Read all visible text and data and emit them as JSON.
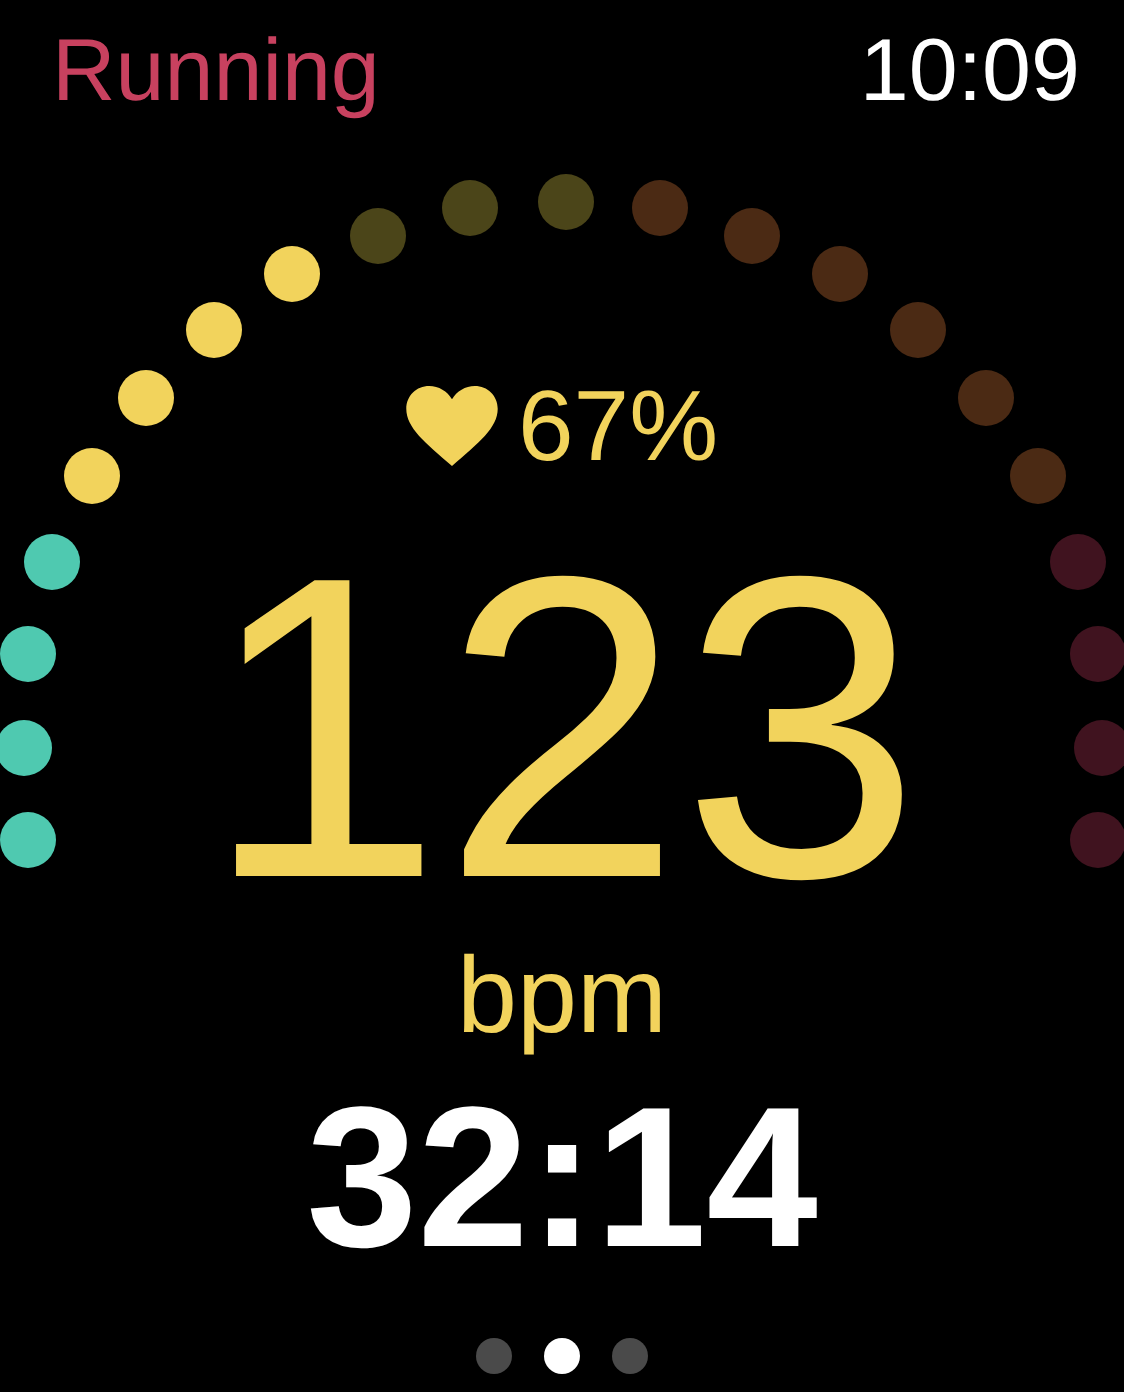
{
  "header": {
    "title": "Running",
    "time": "10:09"
  },
  "zone_dots": [
    {
      "color": "#4fc9b0"
    },
    {
      "color": "#4fc9b0"
    },
    {
      "color": "#4fc9b0"
    },
    {
      "color": "#4fc9b0"
    },
    {
      "color": "#f2d35c"
    },
    {
      "color": "#f2d35c"
    },
    {
      "color": "#f2d35c"
    },
    {
      "color": "#f2d35c"
    },
    {
      "color": "#4b4519"
    },
    {
      "color": "#4b4519"
    },
    {
      "color": "#4b4519"
    },
    {
      "color": "#4b2a14"
    },
    {
      "color": "#4b2a14"
    },
    {
      "color": "#4b2a14"
    },
    {
      "color": "#4b2a14"
    },
    {
      "color": "#4b2a14"
    },
    {
      "color": "#4b2a14"
    },
    {
      "color": "#40131f"
    },
    {
      "color": "#40131f"
    },
    {
      "color": "#40131f"
    },
    {
      "color": "#40131f"
    }
  ],
  "heart_rate": {
    "percent": "67%",
    "value": "123",
    "unit": "bpm"
  },
  "elapsed": "32:14",
  "pages": [
    {
      "selected": false
    },
    {
      "selected": true
    },
    {
      "selected": false
    }
  ]
}
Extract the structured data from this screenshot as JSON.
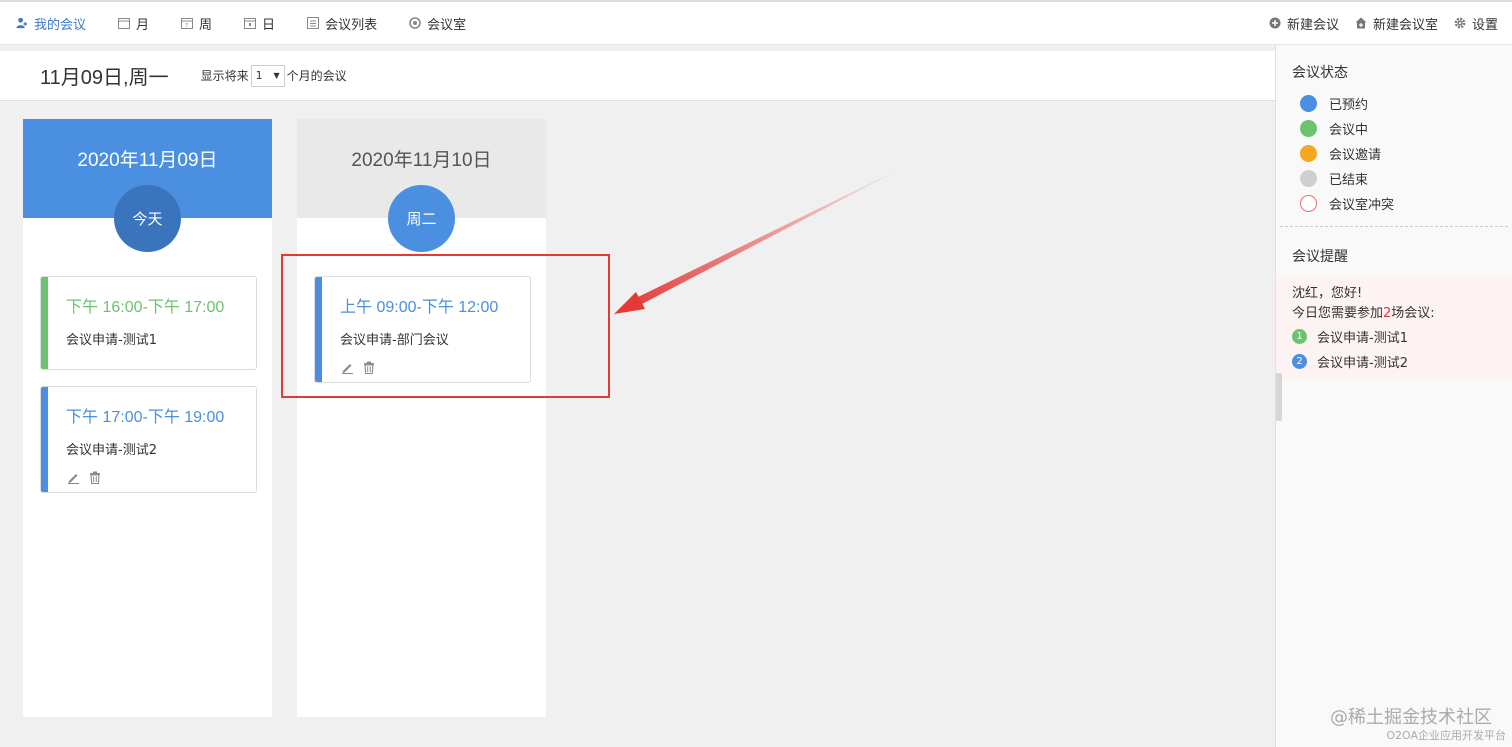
{
  "nav": {
    "left": [
      {
        "label": "我的会议",
        "icon": "user-icon",
        "active": true
      },
      {
        "label": "月",
        "icon": "calendar-month-icon"
      },
      {
        "label": "周",
        "icon": "calendar-week-icon"
      },
      {
        "label": "日",
        "icon": "calendar-day-icon"
      },
      {
        "label": "会议列表",
        "icon": "list-icon"
      },
      {
        "label": "会议室",
        "icon": "room-icon"
      }
    ],
    "right": [
      {
        "label": "新建会议",
        "icon": "plus-circle-icon"
      },
      {
        "label": "新建会议室",
        "icon": "home-plus-icon"
      },
      {
        "label": "设置",
        "icon": "gear-icon"
      }
    ]
  },
  "subheader": {
    "current_date": "11月09日,周一",
    "range_prefix": "显示将来",
    "range_value": "1",
    "range_suffix": "个月的会议"
  },
  "days": [
    {
      "date": "2020年11月09日",
      "badge": "今天",
      "meetings": [
        {
          "time": "下午 16:00-下午 17:00",
          "title": "会议申请-测试1",
          "status": "in-progress",
          "color": "#6cc36f",
          "editable": false
        },
        {
          "time": "下午 17:00-下午 19:00",
          "title": "会议申请-测试2",
          "status": "booked",
          "color": "#4a8fe0",
          "editable": true
        }
      ]
    },
    {
      "date": "2020年11月10日",
      "badge": "周二",
      "meetings": [
        {
          "time": "上午 09:00-下午 12:00",
          "title": "会议申请-部门会议",
          "status": "booked",
          "color": "#4a8fe0",
          "editable": true
        }
      ]
    }
  ],
  "status_panel": {
    "title": "会议状态",
    "items": [
      {
        "label": "已预约",
        "color": "#4a8fe0",
        "style": "filled"
      },
      {
        "label": "会议中",
        "color": "#6cc36f",
        "style": "filled"
      },
      {
        "label": "会议邀请",
        "color": "#f5a623",
        "style": "filled"
      },
      {
        "label": "已结束",
        "color": "#cfcfcf",
        "style": "filled"
      },
      {
        "label": "会议室冲突",
        "color": "#e57373",
        "style": "outline"
      }
    ]
  },
  "reminder_panel": {
    "title": "会议提醒",
    "greeting": "沈红，您好!",
    "line_prefix": "今日您需要参加",
    "count": "2",
    "line_suffix": "场会议:",
    "items": [
      {
        "num": "1",
        "label": "会议申请-测试1",
        "color": "#6cc36f"
      },
      {
        "num": "2",
        "label": "会议申请-测试2",
        "color": "#4a8fe0"
      }
    ]
  },
  "watermark": {
    "main": "@稀土掘金技术社区",
    "sub": "O2OA企业应用开发平台"
  }
}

========

[EXERCISE DIRECTIONS] Copy out the data above exactly, except the pictures.

[FULL RESPONSE]
Read all visible text and data and emit them as JSON.
{
  "header": {
    "title": "Running",
    "time": "10:09"
  },
  "zone_dots": [
    {
      "color": "#4fc9b0"
    },
    {
      "color": "#4fc9b0"
    },
    {
      "color": "#4fc9b0"
    },
    {
      "color": "#4fc9b0"
    },
    {
      "color": "#f2d35c"
    },
    {
      "color": "#f2d35c"
    },
    {
      "color": "#f2d35c"
    },
    {
      "color": "#f2d35c"
    },
    {
      "color": "#4b4519"
    },
    {
      "color": "#4b4519"
    },
    {
      "color": "#4b4519"
    },
    {
      "color": "#4b2a14"
    },
    {
      "color": "#4b2a14"
    },
    {
      "color": "#4b2a14"
    },
    {
      "color": "#4b2a14"
    },
    {
      "color": "#4b2a14"
    },
    {
      "color": "#4b2a14"
    },
    {
      "color": "#40131f"
    },
    {
      "color": "#40131f"
    },
    {
      "color": "#40131f"
    },
    {
      "color": "#40131f"
    }
  ],
  "heart_rate": {
    "percent": "67%",
    "value": "123",
    "unit": "bpm"
  },
  "elapsed": "32:14",
  "pages": [
    {
      "selected": false
    },
    {
      "selected": true
    },
    {
      "selected": false
    }
  ]
}
Extract the structured data from this screenshot as JSON.
{
  "nav": {
    "left": [
      {
        "label": "我的会议",
        "icon": "user-icon",
        "active": true
      },
      {
        "label": "月",
        "icon": "calendar-month-icon"
      },
      {
        "label": "周",
        "icon": "calendar-week-icon"
      },
      {
        "label": "日",
        "icon": "calendar-day-icon"
      },
      {
        "label": "会议列表",
        "icon": "list-icon"
      },
      {
        "label": "会议室",
        "icon": "room-icon"
      }
    ],
    "right": [
      {
        "label": "新建会议",
        "icon": "plus-circle-icon"
      },
      {
        "label": "新建会议室",
        "icon": "home-plus-icon"
      },
      {
        "label": "设置",
        "icon": "gear-icon"
      }
    ]
  },
  "subheader": {
    "current_date": "11月09日,周一",
    "range_prefix": "显示将来",
    "range_value": "1",
    "range_suffix": "个月的会议"
  },
  "days": [
    {
      "date": "2020年11月09日",
      "badge": "今天",
      "meetings": [
        {
          "time": "下午 16:00-下午 17:00",
          "title": "会议申请-测试1",
          "status": "in-progress",
          "color": "#6cc36f",
          "editable": false
        },
        {
          "time": "下午 17:00-下午 19:00",
          "title": "会议申请-测试2",
          "status": "booked",
          "color": "#4a8fe0",
          "editable": true
        }
      ]
    },
    {
      "date": "2020年11月10日",
      "badge": "周二",
      "meetings": [
        {
          "time": "上午 09:00-下午 12:00",
          "title": "会议申请-部门会议",
          "status": "booked",
          "color": "#4a8fe0",
          "editable": true
        }
      ]
    }
  ],
  "status_panel": {
    "title": "会议状态",
    "items": [
      {
        "label": "已预约",
        "color": "#4a8fe0",
        "style": "filled"
      },
      {
        "label": "会议中",
        "color": "#6cc36f",
        "style": "filled"
      },
      {
        "label": "会议邀请",
        "color": "#f5a623",
        "style": "filled"
      },
      {
        "label": "已结束",
        "color": "#cfcfcf",
        "style": "filled"
      },
      {
        "label": "会议室冲突",
        "color": "#e57373",
        "style": "outline"
      }
    ]
  },
  "reminder_panel": {
    "title": "会议提醒",
    "greeting": "沈红，您好!",
    "line_prefix": "今日您需要参加",
    "count": "2",
    "line_suffix": "场会议:",
    "items": [
      {
        "num": "1",
        "label": "会议申请-测试1",
        "color": "#6cc36f"
      },
      {
        "num": "2",
        "label": "会议申请-测试2",
        "color": "#4a8fe0"
      }
    ]
  },
  "watermark": {
    "main": "@稀土掘金技术社区",
    "sub": "O2OA企业应用开发平台"
  }
}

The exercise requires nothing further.